AIM OF THE TASK | Search the listing below for the string "Importance" and copy every line where it occurs.

Entries with figure data |
########

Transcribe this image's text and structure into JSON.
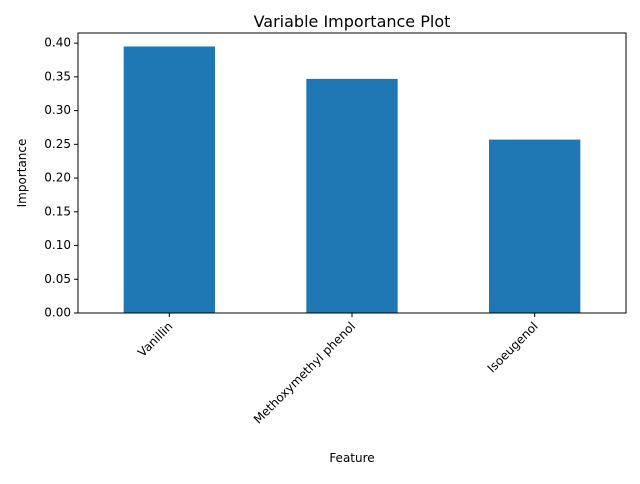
{
  "chart_data": {
    "type": "bar",
    "title": "Variable Importance Plot",
    "xlabel": "Feature",
    "ylabel": "Importance",
    "categories": [
      "Vanillin",
      "Methoxymethyl phenol",
      "Isoeugenol"
    ],
    "values": [
      0.395,
      0.347,
      0.257
    ],
    "ylim": [
      0,
      0.415
    ],
    "yticks": [
      "0.00",
      "0.05",
      "0.10",
      "0.15",
      "0.20",
      "0.25",
      "0.30",
      "0.35",
      "0.40"
    ],
    "bar_color": "#1f77b4",
    "grid": false,
    "legend": "none"
  }
}
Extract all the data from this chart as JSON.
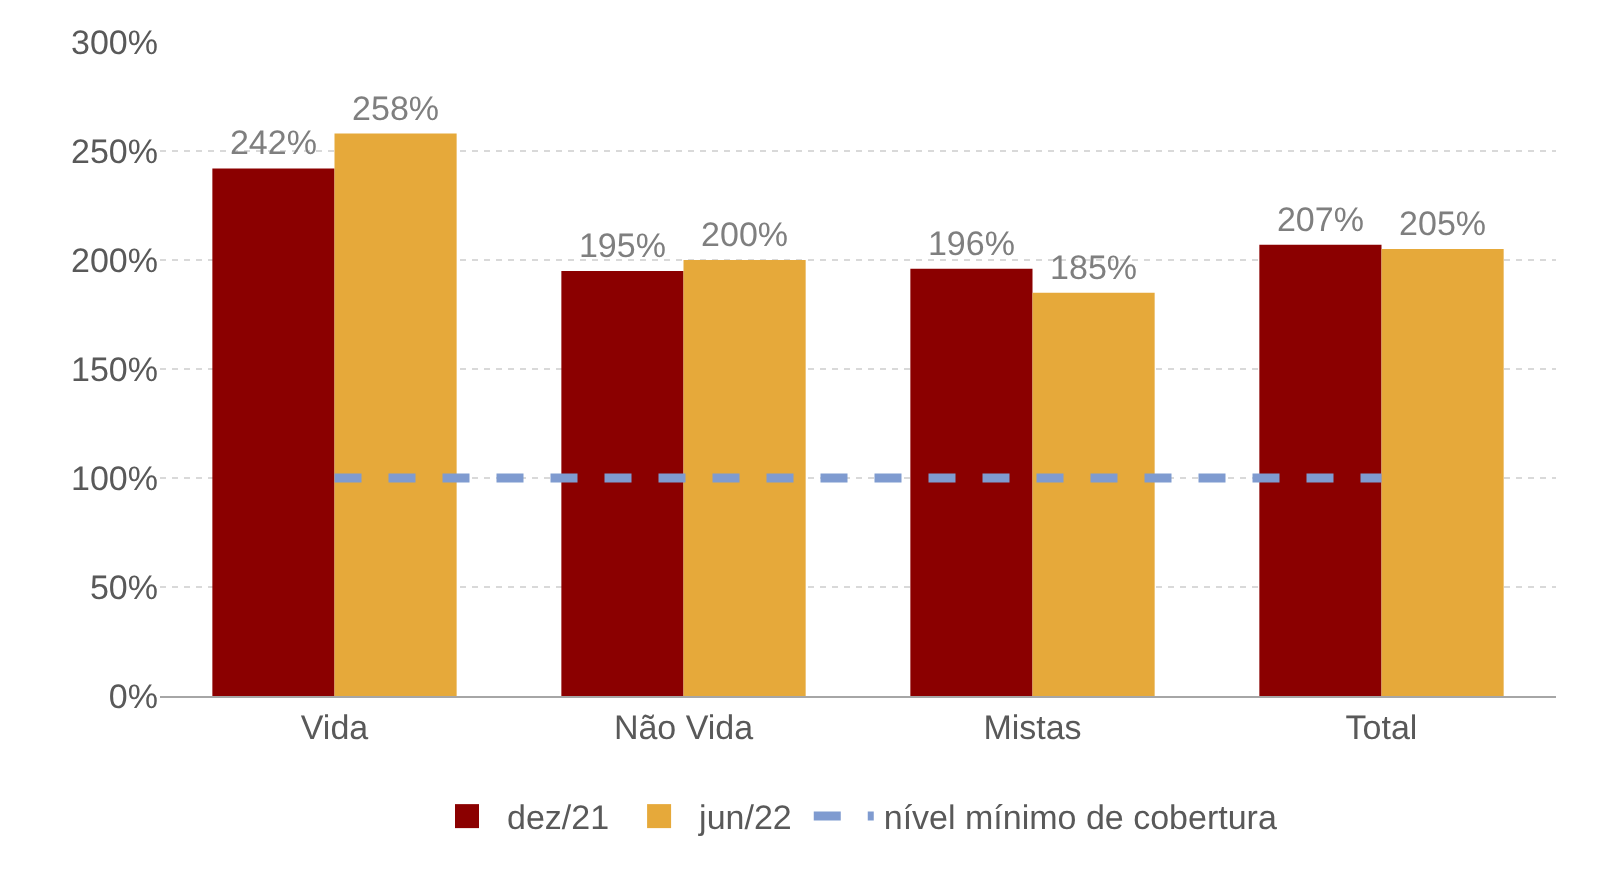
{
  "chart_data": {
    "type": "bar",
    "categories": [
      "Vida",
      "Não Vida",
      "Mistas",
      "Total"
    ],
    "series": [
      {
        "name": "dez/21",
        "color": "#8b0000",
        "values": [
          242,
          195,
          196,
          207
        ],
        "value_labels": [
          "242%",
          "195%",
          "196%",
          "207%"
        ]
      },
      {
        "name": "jun/22",
        "color": "#e6a93a",
        "values": [
          258,
          200,
          185,
          205
        ],
        "value_labels": [
          "258%",
          "200%",
          "185%",
          "205%"
        ]
      },
      {
        "name": "nível mínimo de cobertura",
        "type": "line",
        "color": "#7f9bd0",
        "line_style": "dashed",
        "marker": "none",
        "values": [
          100,
          100,
          100,
          100
        ]
      }
    ],
    "ylim": [
      0,
      300
    ],
    "yticks": [
      {
        "value": 0,
        "label": "0%"
      },
      {
        "value": 50,
        "label": "50%"
      },
      {
        "value": 100,
        "label": "100%"
      },
      {
        "value": 150,
        "label": "150%"
      },
      {
        "value": 200,
        "label": "200%"
      },
      {
        "value": 250,
        "label": "250%"
      },
      {
        "value": 300,
        "label": "300%"
      }
    ],
    "grid": "y",
    "legend": "bottom"
  }
}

########

COMPLETED EXERCISE |
    "title": "Variable Importance Plot",
    "ylabel": "Importance",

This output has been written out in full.